══ Records for the exercise

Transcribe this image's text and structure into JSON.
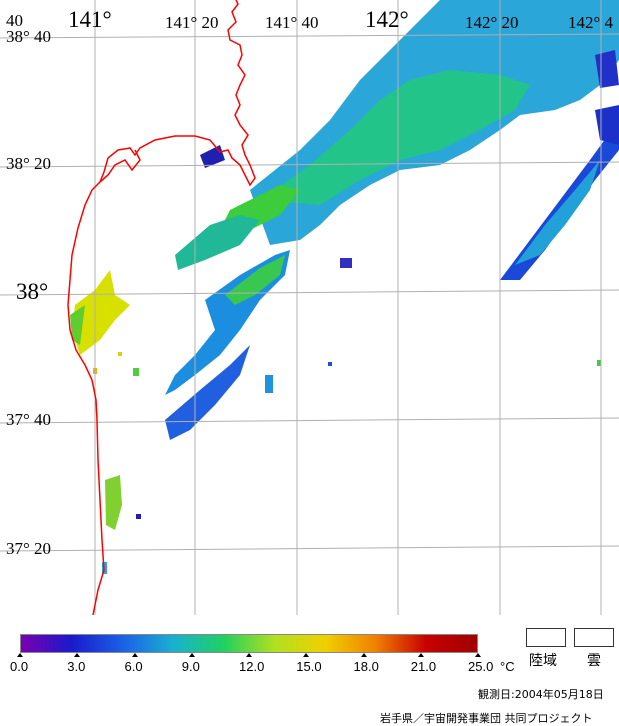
{
  "map": {
    "lon_labels": [
      {
        "text": "141°",
        "big": true
      },
      {
        "text": "141° 20",
        "big": false
      },
      {
        "text": "141° 40",
        "big": false
      },
      {
        "text": "142°",
        "big": true
      },
      {
        "text": "142° 20",
        "big": false
      },
      {
        "text": "142° 4",
        "big": false
      }
    ],
    "lat_labels": [
      {
        "text": "38° 40",
        "big": false
      },
      {
        "text": "38° 20",
        "big": false
      },
      {
        "text": "38°",
        "big": true
      },
      {
        "text": "37° 40",
        "big": false
      },
      {
        "text": "37° 20",
        "big": false
      }
    ],
    "corner_label": "40",
    "coastline_color": "#ff0000",
    "grid_color": "#b0b0b0"
  },
  "colorbar": {
    "ticks": [
      "0.0",
      "3.0",
      "6.0",
      "9.0",
      "12.0",
      "15.0",
      "18.0",
      "21.0",
      "25.0"
    ],
    "unit": "°C",
    "stops": [
      "#7a00b0",
      "#1a1acc",
      "#1a60e6",
      "#1ab0d0",
      "#20d060",
      "#b0e020",
      "#f0d000",
      "#f08000",
      "#c80000",
      "#a00000"
    ]
  },
  "legend": {
    "land_label": "陸域",
    "cloud_label": "雲"
  },
  "footer": {
    "observation_date": "観測日:2004年05月18日",
    "credit": "岩手県／宇宙開発事業団 共同プロジェクト"
  }
}
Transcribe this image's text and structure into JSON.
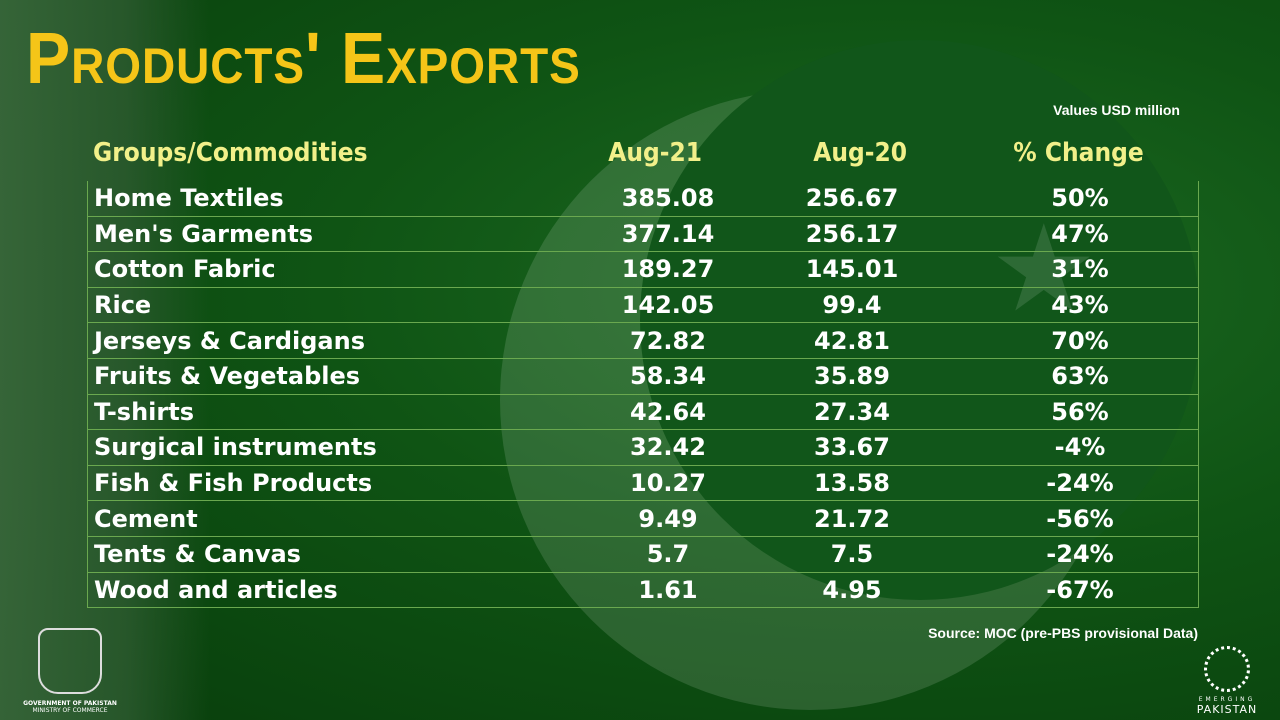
{
  "title": "Products' Exports",
  "units_note": "Values USD million",
  "source": "Source: MOC (pre-PBS provisional Data)",
  "colors": {
    "title": "#f5c518",
    "header": "#f2f08a",
    "grid": "#6aa84f",
    "background": "#0f5414"
  },
  "logos": {
    "left": [
      "GOVERNMENT OF PAKISTAN",
      "MINISTRY OF COMMERCE"
    ],
    "right": [
      "EMERGING",
      "PAKISTAN"
    ]
  },
  "chart_data": {
    "type": "table",
    "title": "Products' Exports",
    "columns": [
      "Groups/Commodities",
      "Aug-21",
      "Aug-20",
      "% Change"
    ],
    "rows": [
      [
        "Home Textiles",
        "385.08",
        "256.67",
        "50%"
      ],
      [
        "Men's Garments",
        "377.14",
        "256.17",
        "47%"
      ],
      [
        "Cotton Fabric",
        "189.27",
        "145.01",
        "31%"
      ],
      [
        "Rice",
        "142.05",
        "99.4",
        "43%"
      ],
      [
        "Jerseys & Cardigans",
        "72.82",
        "42.81",
        "70%"
      ],
      [
        "Fruits & Vegetables",
        "58.34",
        "35.89",
        "63%"
      ],
      [
        "T-shirts",
        "42.64",
        "27.34",
        "56%"
      ],
      [
        "Surgical instruments",
        "32.42",
        "33.67",
        "-4%"
      ],
      [
        "Fish & Fish Products",
        "10.27",
        "13.58",
        "-24%"
      ],
      [
        "Cement",
        "9.49",
        "21.72",
        "-56%"
      ],
      [
        "Tents & Canvas",
        "5.7",
        "7.5",
        "-24%"
      ],
      [
        "Wood and articles",
        "1.61",
        "4.95",
        "-67%"
      ]
    ]
  }
}
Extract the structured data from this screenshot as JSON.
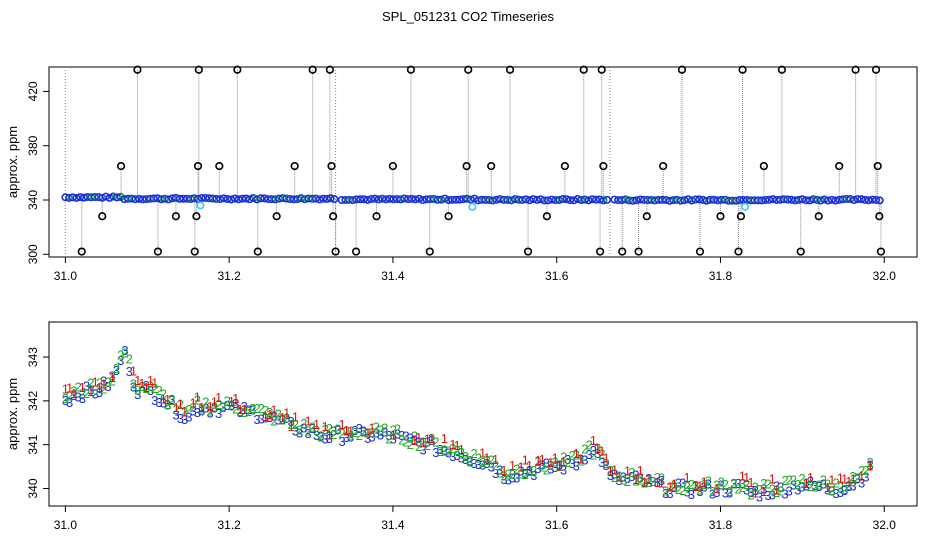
{
  "chart_data": [
    {
      "type": "scatter",
      "title": "SPL_051231  CO2 Timeseries",
      "xlabel": "",
      "ylabel": "approx. ppm",
      "xlim": [
        30.98,
        32.04
      ],
      "ylim": [
        298,
        438
      ],
      "x_ticks": [
        "31.0",
        "31.2",
        "31.4",
        "31.6",
        "31.8",
        "32.0"
      ],
      "y_ticks": [
        "300",
        "340",
        "380",
        "420"
      ],
      "grid": false,
      "colors": {
        "main_points": "#1a2fd6",
        "secondary_points": "#22b04a",
        "highlight_points": "#33ccee",
        "outlier_marker": "#000000",
        "spike_line": "#8a8a8a"
      },
      "series_baseline": {
        "x_start": 31.0,
        "x_end": 31.995,
        "y_segments": [
          {
            "x": [
              31.0,
              31.07
            ],
            "y": 342
          },
          {
            "x": [
              31.07,
              31.33
            ],
            "y": 341
          },
          {
            "x": [
              31.335,
              31.495
            ],
            "y": 340.5
          },
          {
            "x": [
              31.5,
              31.665
            ],
            "y": 340.2
          },
          {
            "x": [
              31.665,
              31.83
            ],
            "y": 340
          },
          {
            "x": [
              31.835,
              31.995
            ],
            "y": 340.2
          }
        ]
      },
      "outliers": [
        {
          "x": 31.02,
          "y": 302
        },
        {
          "x": 31.045,
          "y": 328
        },
        {
          "x": 31.068,
          "y": 365
        },
        {
          "x": 31.088,
          "y": 436
        },
        {
          "x": 31.113,
          "y": 302
        },
        {
          "x": 31.135,
          "y": 328
        },
        {
          "x": 31.158,
          "y": 302
        },
        {
          "x": 31.16,
          "y": 328
        },
        {
          "x": 31.162,
          "y": 365
        },
        {
          "x": 31.163,
          "y": 436
        },
        {
          "x": 31.188,
          "y": 365
        },
        {
          "x": 31.21,
          "y": 436
        },
        {
          "x": 31.235,
          "y": 302
        },
        {
          "x": 31.258,
          "y": 328
        },
        {
          "x": 31.28,
          "y": 365
        },
        {
          "x": 31.302,
          "y": 436
        },
        {
          "x": 31.323,
          "y": 436
        },
        {
          "x": 31.325,
          "y": 365
        },
        {
          "x": 31.327,
          "y": 328
        },
        {
          "x": 31.33,
          "y": 302
        },
        {
          "x": 31.355,
          "y": 302
        },
        {
          "x": 31.38,
          "y": 328
        },
        {
          "x": 31.4,
          "y": 365
        },
        {
          "x": 31.422,
          "y": 436
        },
        {
          "x": 31.445,
          "y": 302
        },
        {
          "x": 31.468,
          "y": 328
        },
        {
          "x": 31.49,
          "y": 365
        },
        {
          "x": 31.492,
          "y": 436
        },
        {
          "x": 31.52,
          "y": 365
        },
        {
          "x": 31.543,
          "y": 436
        },
        {
          "x": 31.565,
          "y": 302
        },
        {
          "x": 31.588,
          "y": 328
        },
        {
          "x": 31.61,
          "y": 365
        },
        {
          "x": 31.633,
          "y": 436
        },
        {
          "x": 31.653,
          "y": 302
        },
        {
          "x": 31.655,
          "y": 436
        },
        {
          "x": 31.657,
          "y": 365
        },
        {
          "x": 31.68,
          "y": 302
        },
        {
          "x": 31.7,
          "y": 302
        },
        {
          "x": 31.71,
          "y": 328
        },
        {
          "x": 31.73,
          "y": 365
        },
        {
          "x": 31.753,
          "y": 436
        },
        {
          "x": 31.775,
          "y": 302
        },
        {
          "x": 31.8,
          "y": 328
        },
        {
          "x": 31.822,
          "y": 302
        },
        {
          "x": 31.825,
          "y": 328
        },
        {
          "x": 31.827,
          "y": 436
        },
        {
          "x": 31.853,
          "y": 365
        },
        {
          "x": 31.875,
          "y": 436
        },
        {
          "x": 31.898,
          "y": 302
        },
        {
          "x": 31.92,
          "y": 328
        },
        {
          "x": 31.945,
          "y": 365
        },
        {
          "x": 31.965,
          "y": 436
        },
        {
          "x": 31.99,
          "y": 436
        },
        {
          "x": 31.992,
          "y": 365
        },
        {
          "x": 31.994,
          "y": 328
        },
        {
          "x": 31.996,
          "y": 302
        }
      ],
      "highlights": [
        {
          "x": 31.165,
          "y": 336
        },
        {
          "x": 31.497,
          "y": 335
        },
        {
          "x": 31.83,
          "y": 335
        }
      ]
    },
    {
      "type": "scatter",
      "title": "",
      "xlabel": "",
      "ylabel": "approx. ppm",
      "xlim": [
        30.98,
        32.04
      ],
      "ylim": [
        339.6,
        343.8
      ],
      "x_ticks": [
        "31.0",
        "31.2",
        "31.4",
        "31.6",
        "31.8",
        "32.0"
      ],
      "y_ticks": [
        "340",
        "341",
        "342",
        "343"
      ],
      "grid": false,
      "series": [
        {
          "marker": "1",
          "color": "#dd1111",
          "offset": 0.13
        },
        {
          "marker": "2",
          "color": "#22aa22",
          "offset": 0.06
        },
        {
          "marker": "3",
          "color": "#1a2fd6",
          "offset": 0.0
        }
      ],
      "trend": {
        "x": [
          31.0,
          31.02,
          31.04,
          31.055,
          31.065,
          31.07,
          31.075,
          31.085,
          31.1,
          31.12,
          31.14,
          31.15,
          31.16,
          31.2,
          31.24,
          31.28,
          31.32,
          31.36,
          31.4,
          31.44,
          31.48,
          31.52,
          31.535,
          31.56,
          31.6,
          31.625,
          31.64,
          31.655,
          31.665,
          31.7,
          31.74,
          31.78,
          31.8,
          31.83,
          31.835,
          31.86,
          31.9,
          31.94,
          31.96,
          31.985
        ],
        "y": [
          342.05,
          342.2,
          342.25,
          342.45,
          342.75,
          343.15,
          343.0,
          342.3,
          342.25,
          342.05,
          341.75,
          341.6,
          341.85,
          341.85,
          341.7,
          341.4,
          341.2,
          341.25,
          341.2,
          341.0,
          340.8,
          340.55,
          340.3,
          340.4,
          340.5,
          340.6,
          340.9,
          340.7,
          340.25,
          340.2,
          340.0,
          340.0,
          340.0,
          340.05,
          339.9,
          339.95,
          340.1,
          340.0,
          340.1,
          340.45
        ]
      }
    }
  ]
}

════

- Stated goal:
How many lines in these entries hold the string "Exports"? Answer with the number alone.

- Exercise response:
2